begin
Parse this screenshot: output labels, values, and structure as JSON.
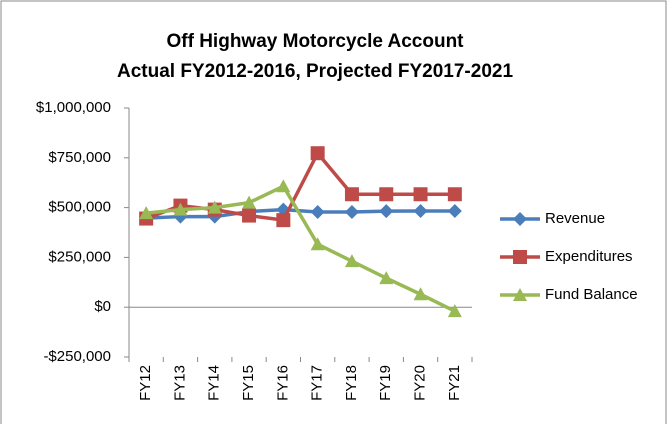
{
  "chart_data": {
    "type": "line",
    "title": "Off Highway Motorcycle Account",
    "subtitle": "Actual FY2012-2016, Projected FY2017-2021",
    "categories": [
      "FY12",
      "FY13",
      "FY14",
      "FY15",
      "FY16",
      "FY17",
      "FY18",
      "FY19",
      "FY20",
      "FY21"
    ],
    "series": [
      {
        "name": "Revenue",
        "color": "#4a7ebb",
        "marker": "diamond",
        "values": [
          447000,
          455000,
          455000,
          480000,
          490000,
          478000,
          478000,
          482000,
          483000,
          483000
        ]
      },
      {
        "name": "Expenditures",
        "color": "#be4b48",
        "marker": "square",
        "values": [
          445000,
          510000,
          490000,
          460000,
          437000,
          773000,
          567000,
          567000,
          567000,
          567000
        ]
      },
      {
        "name": "Fund Balance",
        "color": "#98b954",
        "marker": "triangle",
        "values": [
          472000,
          490000,
          500000,
          525000,
          607000,
          316000,
          231000,
          146000,
          65000,
          -20000
        ]
      }
    ],
    "ylim": [
      -250000,
      1000000
    ],
    "yticks": [
      {
        "value": -250000,
        "label": "-$250,000"
      },
      {
        "value": 0,
        "label": "$0"
      },
      {
        "value": 250000,
        "label": "$250,000"
      },
      {
        "value": 500000,
        "label": "$500,000"
      },
      {
        "value": 750000,
        "label": "$750,000"
      },
      {
        "value": 1000000,
        "label": "$1,000,000"
      }
    ],
    "legend": "right"
  }
}
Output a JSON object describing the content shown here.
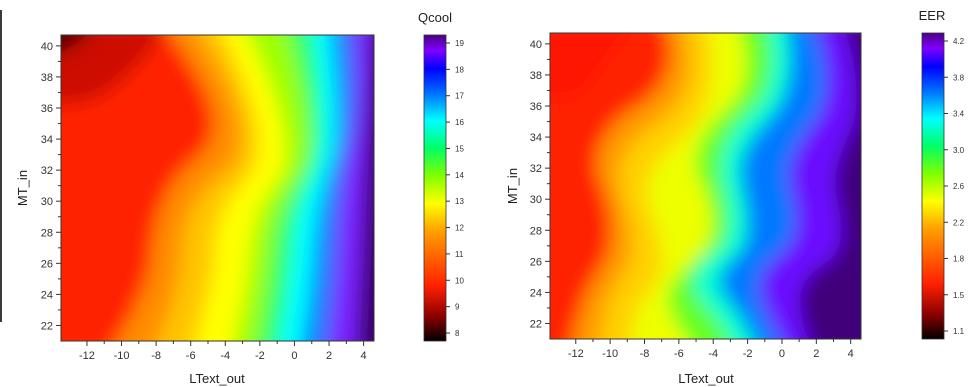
{
  "chart_data": [
    {
      "type": "heatmap",
      "title": "",
      "xlabel": "LText_out",
      "ylabel": "MT_in",
      "xlim": [
        -13.5,
        4.6
      ],
      "ylim": [
        21,
        40.7
      ],
      "xticks": [
        "-12",
        "-10",
        "-8",
        "-6",
        "-4",
        "-2",
        "0",
        "2",
        "4"
      ],
      "yticks": [
        "22",
        "24",
        "26",
        "28",
        "30",
        "32",
        "34",
        "36",
        "38",
        "40"
      ],
      "colorbar": {
        "title": "Qcool",
        "min": 8,
        "max": 19,
        "ticks": [
          "8",
          "9",
          "10",
          "11",
          "12",
          "13",
          "14",
          "15",
          "16",
          "17",
          "18",
          "19"
        ],
        "colormap": [
          "#000000",
          "#8b0000",
          "#ff2000",
          "#ff6000",
          "#ffa000",
          "#ffff00",
          "#7fff00",
          "#00ff66",
          "#00ffff",
          "#0070ff",
          "#0000ff",
          "#8000ff",
          "#4b0082"
        ]
      },
      "z_pattern": "mostly increasing with LText_out; contours bulge right near MT_in 32-34"
    },
    {
      "type": "heatmap",
      "title": "",
      "xlabel": "LText_out",
      "ylabel": "MT_in",
      "xlim": [
        -13.5,
        4.6
      ],
      "ylim": [
        21,
        40.7
      ],
      "xticks": [
        "-12",
        "-10",
        "-8",
        "-6",
        "-4",
        "-2",
        "0",
        "2",
        "4"
      ],
      "yticks": [
        "22",
        "24",
        "26",
        "28",
        "30",
        "32",
        "34",
        "36",
        "38",
        "40"
      ],
      "colorbar": {
        "title": "EER",
        "min": 1.1,
        "max": 4.2,
        "ticks": [
          "1.1",
          "1.5",
          "1.8",
          "2.2",
          "2.6",
          "3.0",
          "3.4",
          "3.8",
          "4.2"
        ],
        "colormap": [
          "#000000",
          "#8b0000",
          "#ff2000",
          "#ff6000",
          "#ffa000",
          "#ffff00",
          "#7fff00",
          "#00ff66",
          "#00ffff",
          "#0070ff",
          "#0000ff",
          "#8000ff",
          "#4b0082"
        ]
      },
      "z_pattern": "increasing with LText_out and MT_in; wavy contours with high-EER lobe near LText_out -4, MT_in 24-26"
    }
  ]
}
end
▸ **WRITTEN TASK**
Copy out every line of the listing that contains the string "with".

▸ **EXERCISE RESPONSE**
      "z_pattern": "mostly increasing with LText_out; contours bulge right near MT_in 32-34"
      "z_pattern": "increasing with LText_out and MT_in; wavy contours with high-EER lobe near LText_out -4, MT_in 24-26"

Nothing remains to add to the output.